_Instruction_. Give the material once more, word for word, without any images.

_Records for the exercise_.

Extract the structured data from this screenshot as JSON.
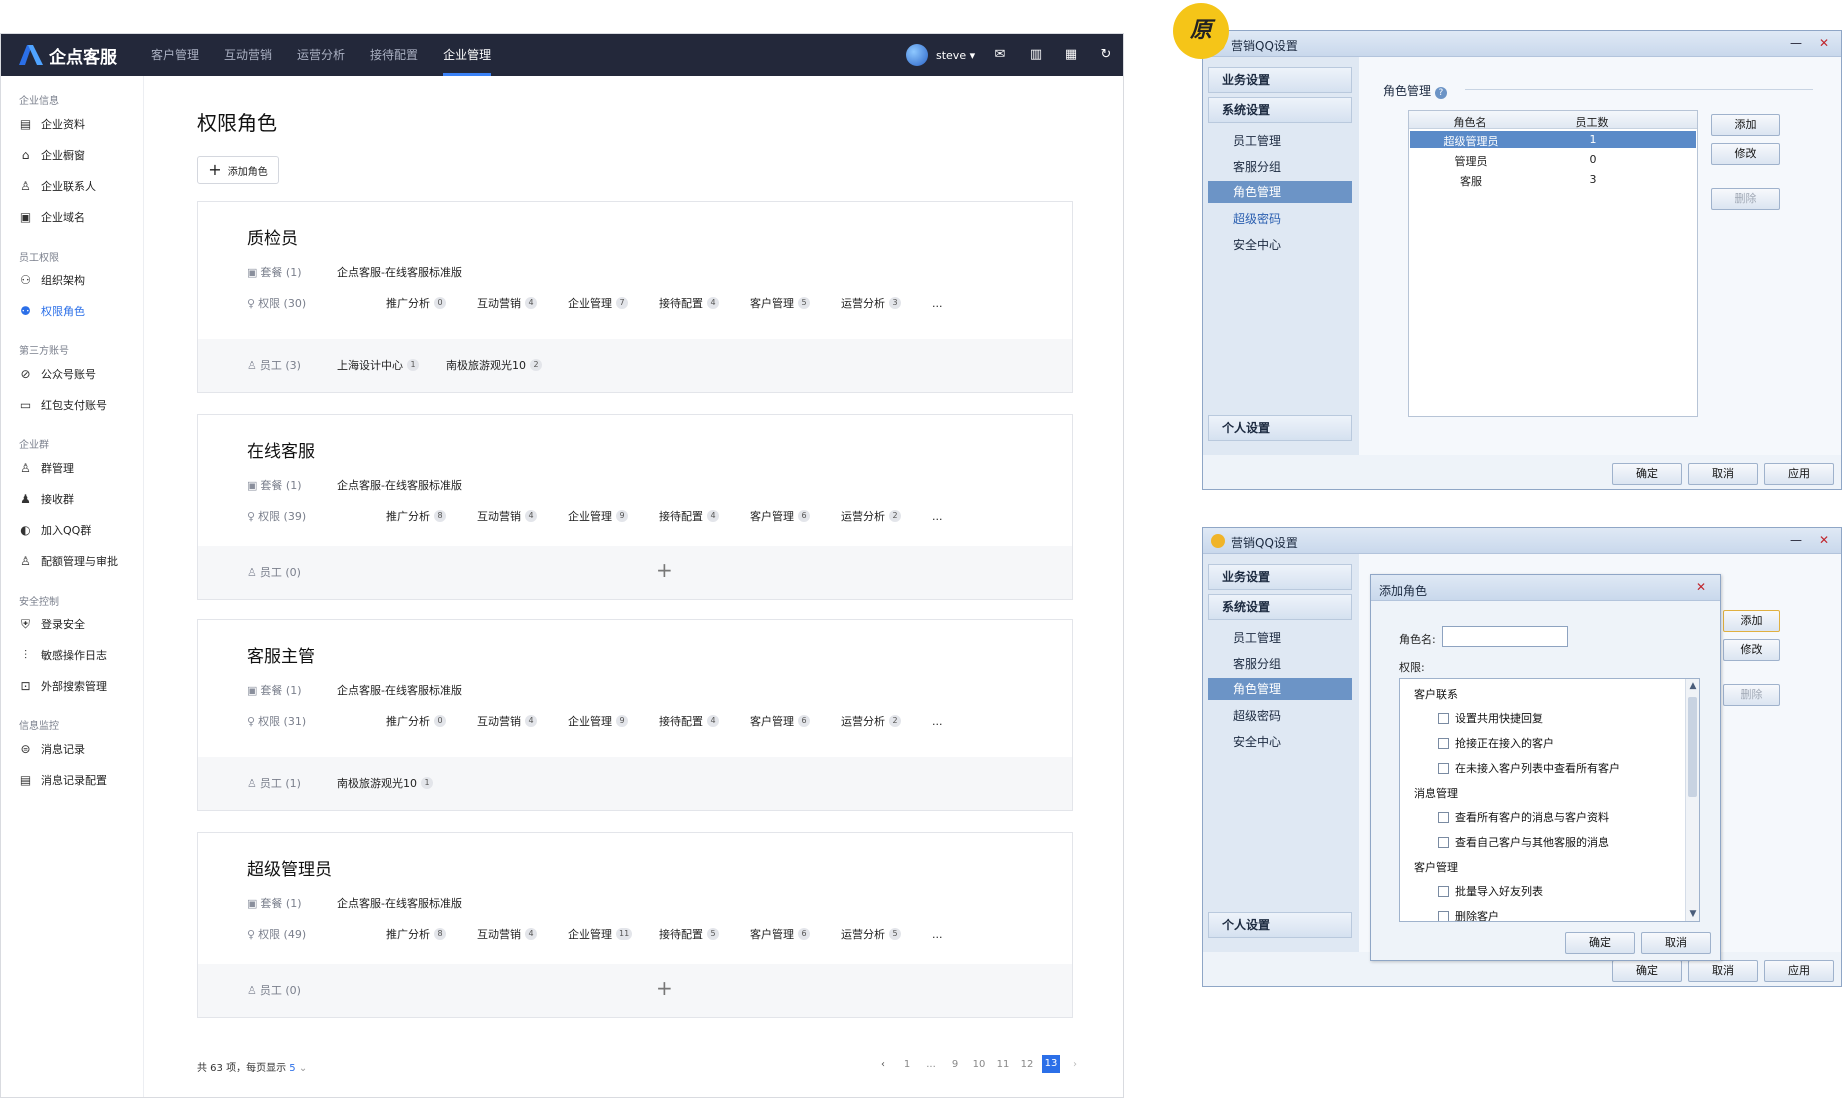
{
  "app": {
    "logo_text": "企点客服",
    "nav": [
      "客户管理",
      "互动营销",
      "运营分析",
      "接待配置",
      "企业管理"
    ],
    "nav_active": 4,
    "user": "steve ▾",
    "brand_color": "#23283a",
    "accent": "#2b6fe8"
  },
  "sidebar": {
    "groups": [
      {
        "title": "企业信息",
        "items": [
          {
            "label": "企业资料",
            "icon": "document-icon"
          },
          {
            "label": "企业橱窗",
            "icon": "storefront-icon"
          },
          {
            "label": "企业联系人",
            "icon": "contact-icon"
          },
          {
            "label": "企业域名",
            "icon": "domain-icon"
          }
        ]
      },
      {
        "title": "员工权限",
        "items": [
          {
            "label": "组织架构",
            "icon": "org-chart-icon"
          },
          {
            "label": "权限角色",
            "icon": "role-icon",
            "active": true
          }
        ]
      },
      {
        "title": "第三方账号",
        "items": [
          {
            "label": "公众号账号",
            "icon": "official-account-icon"
          },
          {
            "label": "红包支付账号",
            "icon": "wallet-icon"
          }
        ]
      },
      {
        "title": "企业群",
        "items": [
          {
            "label": "群管理",
            "icon": "group-icon"
          },
          {
            "label": "接收群",
            "icon": "receive-group-icon"
          },
          {
            "label": "加入QQ群",
            "icon": "join-group-icon"
          },
          {
            "label": "配额管理与审批",
            "icon": "quota-icon"
          }
        ]
      },
      {
        "title": "安全控制",
        "items": [
          {
            "label": "登录安全",
            "icon": "shield-icon"
          },
          {
            "label": "敏感操作日志",
            "icon": "sliders-icon"
          },
          {
            "label": "外部搜索管理",
            "icon": "search-manage-icon"
          }
        ]
      },
      {
        "title": "信息监控",
        "items": [
          {
            "label": "消息记录",
            "icon": "message-record-icon"
          },
          {
            "label": "消息记录配置",
            "icon": "message-config-icon"
          }
        ]
      }
    ]
  },
  "main": {
    "title": "权限角色",
    "add_role": "添加角色",
    "package_label": "套餐 (1)",
    "package_value": "企点客服-在线客服标准版",
    "roles": [
      {
        "name": "质检员",
        "perm_label": "权限 (30)",
        "perms": [
          [
            "推广分析",
            "0"
          ],
          [
            "互动营销",
            "4"
          ],
          [
            "企业管理",
            "7"
          ],
          [
            "接待配置",
            "4"
          ],
          [
            "客户管理",
            "5"
          ],
          [
            "运营分析",
            "3"
          ]
        ],
        "staff_label": "员工 (3)",
        "staff": [
          [
            "上海设计中心",
            "1"
          ],
          [
            "南极旅游观光10",
            "2"
          ]
        ]
      },
      {
        "name": "在线客服",
        "perm_label": "权限 (39)",
        "perms": [
          [
            "推广分析",
            "8"
          ],
          [
            "互动营销",
            "4"
          ],
          [
            "企业管理",
            "9"
          ],
          [
            "接待配置",
            "4"
          ],
          [
            "客户管理",
            "6"
          ],
          [
            "运营分析",
            "2"
          ]
        ],
        "staff_label": "员工 (0)",
        "staff": []
      },
      {
        "name": "客服主管",
        "perm_label": "权限 (31)",
        "perms": [
          [
            "推广分析",
            "0"
          ],
          [
            "互动营销",
            "4"
          ],
          [
            "企业管理",
            "9"
          ],
          [
            "接待配置",
            "4"
          ],
          [
            "客户管理",
            "6"
          ],
          [
            "运营分析",
            "2"
          ]
        ],
        "staff_label": "员工 (1)",
        "staff": [
          [
            "南极旅游观光10",
            "1"
          ]
        ]
      },
      {
        "name": "超级管理员",
        "perm_label": "权限 (49)",
        "perms": [
          [
            "推广分析",
            "8"
          ],
          [
            "互动营销",
            "4"
          ],
          [
            "企业管理",
            "11"
          ],
          [
            "接待配置",
            "5"
          ],
          [
            "客户管理",
            "6"
          ],
          [
            "运营分析",
            "5"
          ]
        ],
        "staff_label": "员工 (0)",
        "staff": []
      }
    ],
    "more": "...",
    "pager_total": "共 63 项，每页显示",
    "pager_size": "5",
    "pages": [
      "1",
      "...",
      "9",
      "10",
      "11",
      "12",
      "13"
    ],
    "current_page": "13"
  },
  "legacy": {
    "badge": "原",
    "win_title": "营销QQ设置",
    "nav": {
      "business": "业务设置",
      "system": "系统设置",
      "subs": [
        "员工管理",
        "客服分组",
        "角色管理",
        "超级密码",
        "安全中心"
      ],
      "personal": "个人设置"
    },
    "role_section": "角色管理",
    "table_headers": [
      "角色名",
      "员工数"
    ],
    "table_rows": [
      [
        "超级管理员",
        "1"
      ],
      [
        "管理员",
        "0"
      ],
      [
        "客服",
        "3"
      ]
    ],
    "btn_add": "添加",
    "btn_edit": "修改",
    "btn_delete": "删除",
    "btn_ok": "确定",
    "btn_cancel": "取消",
    "btn_apply": "应用",
    "modal": {
      "title": "添加角色",
      "name_label": "角色名:",
      "perm_label": "权限:",
      "groups": [
        {
          "title": "客户联系",
          "items": [
            "设置共用快捷回复",
            "抢接正在接入的客户",
            "在未接入客户列表中查看所有客户"
          ]
        },
        {
          "title": "消息管理",
          "items": [
            "查看所有客户的消息与客户资料",
            "查看自己客户与其他客服的消息"
          ]
        },
        {
          "title": "客户管理",
          "items": [
            "批量导入好友列表",
            "删除客户"
          ]
        }
      ],
      "ok": "确定",
      "cancel": "取消"
    }
  }
}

_Exercise answer_.
Extract the structured data from this screenshot as JSON.
{
  "app": {
    "logo_text": "企点客服",
    "nav": [
      "客户管理",
      "互动营销",
      "运营分析",
      "接待配置",
      "企业管理"
    ],
    "nav_active": 4,
    "user": "steve ▾",
    "brand_color": "#23283a",
    "accent": "#2b6fe8"
  },
  "sidebar": {
    "groups": [
      {
        "title": "企业信息",
        "items": [
          {
            "label": "企业资料",
            "icon": "document-icon"
          },
          {
            "label": "企业橱窗",
            "icon": "storefront-icon"
          },
          {
            "label": "企业联系人",
            "icon": "contact-icon"
          },
          {
            "label": "企业域名",
            "icon": "domain-icon"
          }
        ]
      },
      {
        "title": "员工权限",
        "items": [
          {
            "label": "组织架构",
            "icon": "org-chart-icon"
          },
          {
            "label": "权限角色",
            "icon": "role-icon",
            "active": true
          }
        ]
      },
      {
        "title": "第三方账号",
        "items": [
          {
            "label": "公众号账号",
            "icon": "official-account-icon"
          },
          {
            "label": "红包支付账号",
            "icon": "wallet-icon"
          }
        ]
      },
      {
        "title": "企业群",
        "items": [
          {
            "label": "群管理",
            "icon": "group-icon"
          },
          {
            "label": "接收群",
            "icon": "receive-group-icon"
          },
          {
            "label": "加入QQ群",
            "icon": "join-group-icon"
          },
          {
            "label": "配额管理与审批",
            "icon": "quota-icon"
          }
        ]
      },
      {
        "title": "安全控制",
        "items": [
          {
            "label": "登录安全",
            "icon": "shield-icon"
          },
          {
            "label": "敏感操作日志",
            "icon": "sliders-icon"
          },
          {
            "label": "外部搜索管理",
            "icon": "search-manage-icon"
          }
        ]
      },
      {
        "title": "信息监控",
        "items": [
          {
            "label": "消息记录",
            "icon": "message-record-icon"
          },
          {
            "label": "消息记录配置",
            "icon": "message-config-icon"
          }
        ]
      }
    ]
  },
  "main": {
    "title": "权限角色",
    "add_role": "添加角色",
    "package_label": "套餐 (1)",
    "package_value": "企点客服-在线客服标准版",
    "roles": [
      {
        "name": "质检员",
        "perm_label": "权限 (30)",
        "perms": [
          [
            "推广分析",
            "0"
          ],
          [
            "互动营销",
            "4"
          ],
          [
            "企业管理",
            "7"
          ],
          [
            "接待配置",
            "4"
          ],
          [
            "客户管理",
            "5"
          ],
          [
            "运营分析",
            "3"
          ]
        ],
        "staff_label": "员工 (3)",
        "staff": [
          [
            "上海设计中心",
            "1"
          ],
          [
            "南极旅游观光10",
            "2"
          ]
        ]
      },
      {
        "name": "在线客服",
        "perm_label": "权限 (39)",
        "perms": [
          [
            "推广分析",
            "8"
          ],
          [
            "互动营销",
            "4"
          ],
          [
            "企业管理",
            "9"
          ],
          [
            "接待配置",
            "4"
          ],
          [
            "客户管理",
            "6"
          ],
          [
            "运营分析",
            "2"
          ]
        ],
        "staff_label": "员工 (0)",
        "staff": []
      },
      {
        "name": "客服主管",
        "perm_label": "权限 (31)",
        "perms": [
          [
            "推广分析",
            "0"
          ],
          [
            "互动营销",
            "4"
          ],
          [
            "企业管理",
            "9"
          ],
          [
            "接待配置",
            "4"
          ],
          [
            "客户管理",
            "6"
          ],
          [
            "运营分析",
            "2"
          ]
        ],
        "staff_label": "员工 (1)",
        "staff": [
          [
            "南极旅游观光10",
            "1"
          ]
        ]
      },
      {
        "name": "超级管理员",
        "perm_label": "权限 (49)",
        "perms": [
          [
            "推广分析",
            "8"
          ],
          [
            "互动营销",
            "4"
          ],
          [
            "企业管理",
            "11"
          ],
          [
            "接待配置",
            "5"
          ],
          [
            "客户管理",
            "6"
          ],
          [
            "运营分析",
            "5"
          ]
        ],
        "staff_label": "员工 (0)",
        "staff": []
      }
    ],
    "more": "...",
    "pager_total": "共 63 项，每页显示",
    "pager_size": "5",
    "pages": [
      "1",
      "...",
      "9",
      "10",
      "11",
      "12",
      "13"
    ],
    "current_page": "13"
  },
  "legacy": {
    "badge": "原",
    "win_title": "营销QQ设置",
    "nav": {
      "business": "业务设置",
      "system": "系统设置",
      "subs": [
        "员工管理",
        "客服分组",
        "角色管理",
        "超级密码",
        "安全中心"
      ],
      "personal": "个人设置"
    },
    "role_section": "角色管理",
    "table_headers": [
      "角色名",
      "员工数"
    ],
    "table_rows": [
      [
        "超级管理员",
        "1"
      ],
      [
        "管理员",
        "0"
      ],
      [
        "客服",
        "3"
      ]
    ],
    "btn_add": "添加",
    "btn_edit": "修改",
    "btn_delete": "删除",
    "btn_ok": "确定",
    "btn_cancel": "取消",
    "btn_apply": "应用",
    "modal": {
      "title": "添加角色",
      "name_label": "角色名:",
      "perm_label": "权限:",
      "groups": [
        {
          "title": "客户联系",
          "items": [
            "设置共用快捷回复",
            "抢接正在接入的客户",
            "在未接入客户列表中查看所有客户"
          ]
        },
        {
          "title": "消息管理",
          "items": [
            "查看所有客户的消息与客户资料",
            "查看自己客户与其他客服的消息"
          ]
        },
        {
          "title": "客户管理",
          "items": [
            "批量导入好友列表",
            "删除客户"
          ]
        }
      ],
      "ok": "确定",
      "cancel": "取消"
    }
  }
}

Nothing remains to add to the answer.